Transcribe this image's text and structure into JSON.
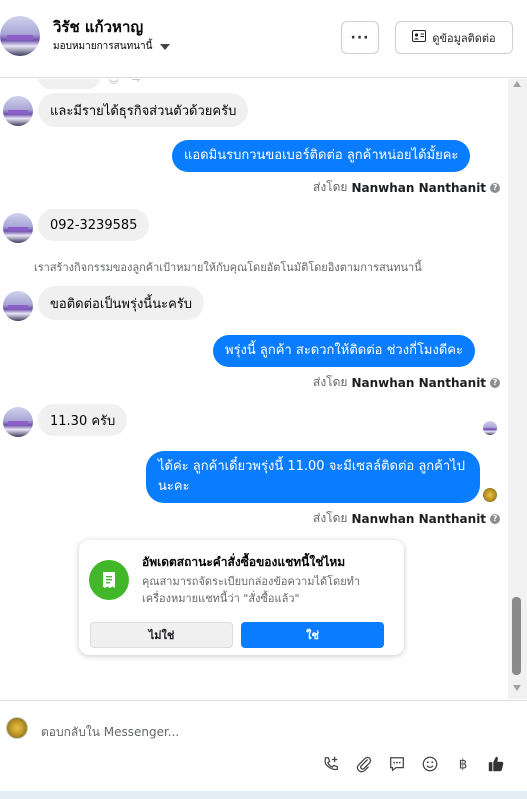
{
  "header": {
    "contact_name": "วิรัช แก้วหาญ",
    "assign_label": "มอบหมายการสนทนานี้",
    "more_label": "···",
    "contact_info_label": "ดูข้อมูลติดต่อ"
  },
  "thread": {
    "messages": [
      {
        "direction": "in",
        "text": "และมีรายได้ธุรกิจส่วนตัวด้วยครับ"
      },
      {
        "direction": "out",
        "text": "แอดมินรบกวนขอเบอร์ติดต่อ ลูกค้าหน่อยได้มั้ยคะ"
      },
      {
        "direction": "in",
        "text": "092-3239585"
      },
      {
        "direction": "in",
        "text": "ขอติดต่อเป็นพรุ่งนี้นะครับ"
      },
      {
        "direction": "out",
        "text": "พรุ่งนี้ ลูกค้า สะดวกให้ติดต่อ ช่วงกี่โมงดีคะ"
      },
      {
        "direction": "in",
        "text": "11.30 ครับ"
      },
      {
        "direction": "out",
        "text": "ได้ค่ะ ลูกค้าเดี๋ยวพรุ่งนี้ 11.00 จะมีเซลล์ติดต่อ ลูกค้าไปนะคะ"
      }
    ],
    "sent_by_prefix": "ส่งโดย",
    "sent_by_name": "Nanwhan Nanthanit",
    "activity_note": "เราสร้างกิจกรรมของลูกค้าเป้าหมายให้กับคุณโดยอัตโนมัติโดยอิงตามการสนทนานี้"
  },
  "order_card": {
    "title": "อัพเดตสถานะคำสั่งซื้อของแชทนี้ใช่ไหม",
    "description": "คุณสามารถจัดระเบียบกล่องข้อความได้โดยทำเครื่องหมายแชทนี้ว่า \"สั่งซื้อแล้ว\"",
    "no_label": "ไม่ใช่",
    "yes_label": "ใช่",
    "icon": "receipt-icon",
    "icon_color": "#42b72a"
  },
  "composer": {
    "placeholder": "ตอบกลับใน Messenger..."
  },
  "colors": {
    "accent": "#0a7cff",
    "incoming_bubble": "#f0f0f0"
  }
}
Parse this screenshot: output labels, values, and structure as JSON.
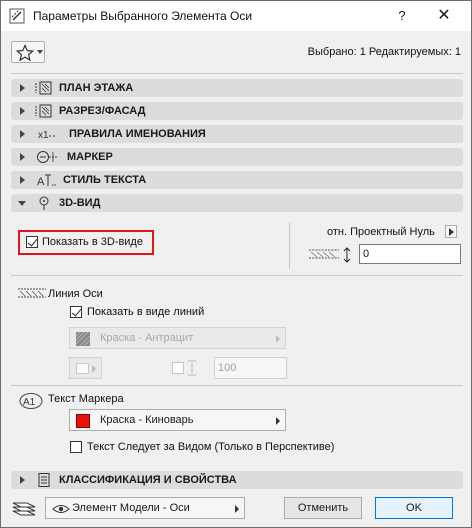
{
  "window": {
    "title": "Параметры Выбранного Элемента Оси",
    "help_label": "?",
    "close_label": "✕"
  },
  "header": {
    "selection_info": "Выбрано: 1 Редактируемых: 1",
    "favorites_icon": "star-icon"
  },
  "panels": [
    {
      "label": "ПЛАН ЭТАЖА",
      "icon": "floor-plan-icon",
      "open": false
    },
    {
      "label": "РАЗРЕЗ/ФАСАД",
      "icon": "section-elevation-icon",
      "open": false
    },
    {
      "label": "ПРАВИЛА ИМЕНОВАНИЯ",
      "icon": "naming-rules-icon",
      "open": false
    },
    {
      "label": "МАРКЕР",
      "icon": "marker-icon",
      "open": false
    },
    {
      "label": "СТИЛЬ ТЕКСТА",
      "icon": "text-style-icon",
      "open": false
    },
    {
      "label": "3D-ВИД",
      "icon": "3d-view-icon",
      "open": true
    }
  ],
  "view3d": {
    "show_in_3d_label": "Показать в 3D-виде",
    "show_in_3d_checked": true,
    "reference_label": "отн. Проектный Нуль",
    "elevation_value": "0",
    "axis_line_label": "Линия Оси",
    "show_as_lines_label": "Показать в виде линий",
    "show_as_lines_checked": true,
    "line_paint": "Краска - Антрацит",
    "line_thickness_value": "100",
    "marker_text_label": "Текст Маркера",
    "marker_paint": "Краска - Киноварь",
    "marker_paint_color": "#e8120c",
    "follow_view_label": "Текст Следует за Видом (Только в Перспективе)",
    "follow_view_checked": false
  },
  "classification_panel": {
    "label": "КЛАССИФИКАЦИЯ И СВОЙСТВА",
    "icon": "classification-icon"
  },
  "footer": {
    "layer_value": "Элемент Модели - Оси",
    "cancel_label": "Отменить",
    "ok_label": "OK"
  }
}
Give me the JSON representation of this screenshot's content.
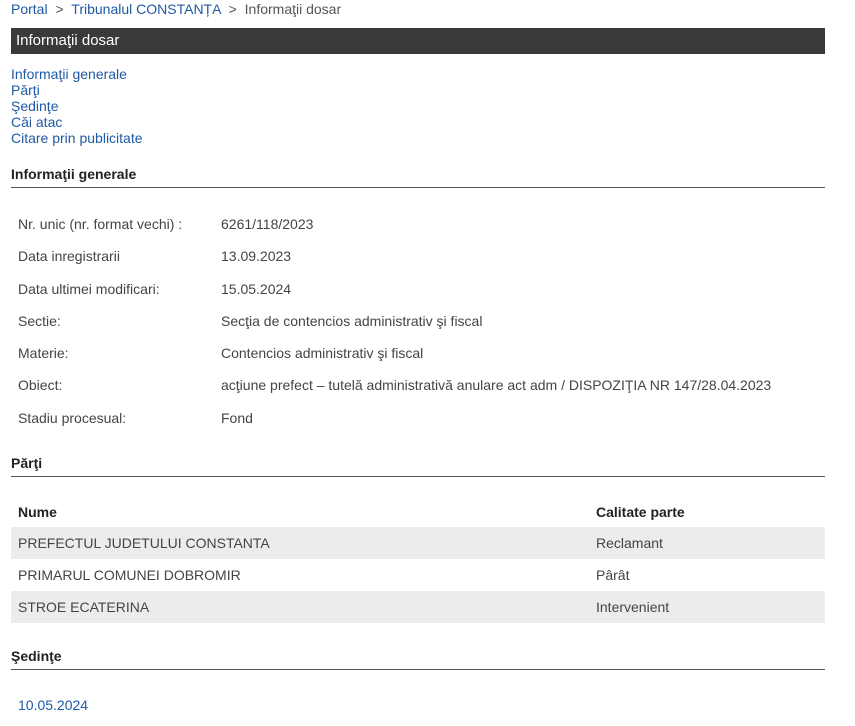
{
  "breadcrumb": {
    "items": [
      "Portal",
      "Tribunalul CONSTANȚA",
      "Informaţii dosar"
    ],
    "separator": ">"
  },
  "page_title": "Informaţii dosar",
  "toc": [
    "Informaţii generale",
    "Părţi",
    "Şedinţe",
    "Căi atac",
    "Citare prin publicitate"
  ],
  "sections": {
    "general": "Informaţii generale",
    "parti": "Părţi",
    "sedinte": "Şedinţe"
  },
  "general_info": [
    {
      "label": "Nr. unic (nr. format vechi) :",
      "value": "6261/118/2023"
    },
    {
      "label": "Data inregistrarii",
      "value": "13.09.2023"
    },
    {
      "label": "Data ultimei modificari:",
      "value": "15.05.2024"
    },
    {
      "label": "Sectie:",
      "value": "Secţia de contencios administrativ şi fiscal"
    },
    {
      "label": "Materie:",
      "value": "Contencios administrativ şi fiscal"
    },
    {
      "label": "Obiect:",
      "value": "acţiune prefect – tutelă administrativă anulare act adm / DISPOZIŢIA NR 147/28.04.2023"
    },
    {
      "label": "Stadiu procesual:",
      "value": "Fond"
    }
  ],
  "parti": {
    "headers": {
      "name": "Nume",
      "calitate": "Calitate parte"
    },
    "rows": [
      {
        "name": "PREFECTUL JUDETULUI CONSTANTA",
        "calitate": "Reclamant"
      },
      {
        "name": "PRIMARUL COMUNEI DOBROMIR",
        "calitate": "Pârât"
      },
      {
        "name": "STROE ECATERINA",
        "calitate": "Intervenient"
      }
    ]
  },
  "sedinte": [
    "10.05.2024"
  ],
  "colors": {
    "title_bar": "#3a3a3a",
    "link": "#1f5aa6",
    "row_shade": "#ececec"
  }
}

########

## Exercise instructions
From the data above, gather every line that includes the word "fiscal".

## The completed task
      "value": "Secţia de contencios administrativ şi fiscal"
      "value": "Contencios administrativ şi fiscal"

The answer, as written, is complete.